──────── ENTRIES SUPPLIED ────────
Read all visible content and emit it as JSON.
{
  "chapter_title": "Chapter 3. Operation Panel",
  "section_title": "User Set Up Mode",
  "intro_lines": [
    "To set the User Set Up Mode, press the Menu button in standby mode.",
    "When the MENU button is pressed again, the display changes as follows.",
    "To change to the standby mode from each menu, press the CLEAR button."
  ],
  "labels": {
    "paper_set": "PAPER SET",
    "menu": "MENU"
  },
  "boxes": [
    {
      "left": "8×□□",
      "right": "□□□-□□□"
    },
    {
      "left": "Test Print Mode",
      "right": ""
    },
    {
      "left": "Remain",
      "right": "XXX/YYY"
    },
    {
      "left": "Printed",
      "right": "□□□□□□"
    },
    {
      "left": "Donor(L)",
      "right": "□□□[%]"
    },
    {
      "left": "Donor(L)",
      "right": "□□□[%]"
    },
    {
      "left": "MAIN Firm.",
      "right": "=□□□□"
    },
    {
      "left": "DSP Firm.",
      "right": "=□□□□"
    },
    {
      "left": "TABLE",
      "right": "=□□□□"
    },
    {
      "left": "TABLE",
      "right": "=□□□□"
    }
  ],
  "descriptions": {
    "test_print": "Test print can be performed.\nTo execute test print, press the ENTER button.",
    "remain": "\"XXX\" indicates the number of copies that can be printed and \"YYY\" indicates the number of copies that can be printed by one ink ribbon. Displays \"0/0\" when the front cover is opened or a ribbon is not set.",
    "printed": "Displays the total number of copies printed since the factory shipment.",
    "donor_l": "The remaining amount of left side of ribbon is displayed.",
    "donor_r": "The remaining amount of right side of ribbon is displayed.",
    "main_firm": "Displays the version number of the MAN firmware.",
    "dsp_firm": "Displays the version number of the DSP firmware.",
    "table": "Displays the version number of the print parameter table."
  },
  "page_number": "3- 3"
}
────────
GIVEN REQUEST » Copy all data exactly, start to finish.

PROBLEM SOLUTION »
Read all visible content and emit it as JSON.
{
  "chapter_title": "Chapter 3. Operation Panel",
  "section_title": "User Set Up Mode",
  "intro_lines": [
    "To set the User Set Up Mode, press the Menu button in standby mode.",
    "When the MENU button is pressed again, the display changes as follows.",
    "To change to the standby mode from each menu, press the CLEAR button."
  ],
  "labels": {
    "paper_set": "PAPER SET",
    "menu": "MENU"
  },
  "boxes": [
    {
      "left": "8×□□",
      "right": "□□□-□□□"
    },
    {
      "left": "Test Print Mode",
      "right": ""
    },
    {
      "left": "Remain",
      "right": "XXX/YYY"
    },
    {
      "left": "Printed",
      "right": "□□□□□□"
    },
    {
      "left": "Donor(L)",
      "right": "□□□[%]"
    },
    {
      "left": "Donor(L)",
      "right": "□□□[%]"
    },
    {
      "left": "MAIN Firm.",
      "right": "=□□□□"
    },
    {
      "left": "DSP Firm.",
      "right": "=□□□□"
    },
    {
      "left": "TABLE",
      "right": "=□□□□"
    },
    {
      "left": "TABLE",
      "right": "=□□□□"
    }
  ],
  "descriptions": {
    "test_print": "Test print can be performed.\nTo execute test print, press the ENTER button.",
    "remain": "\"XXX\" indicates the number of copies that can be printed and \"YYY\" indicates the number of copies that can be printed by one ink ribbon. Displays \"0/0\" when the front cover is opened or a ribbon is not set.",
    "printed": "Displays the total number of copies printed since the factory shipment.",
    "donor_l": "The remaining amount of left side of ribbon is displayed.",
    "donor_r": "The remaining amount of right side of ribbon is displayed.",
    "main_firm": "Displays the version number of the MAN firmware.",
    "dsp_firm": "Displays the version number of the DSP firmware.",
    "table": "Displays the version number of the print parameter table."
  },
  "page_number": "3- 3"
}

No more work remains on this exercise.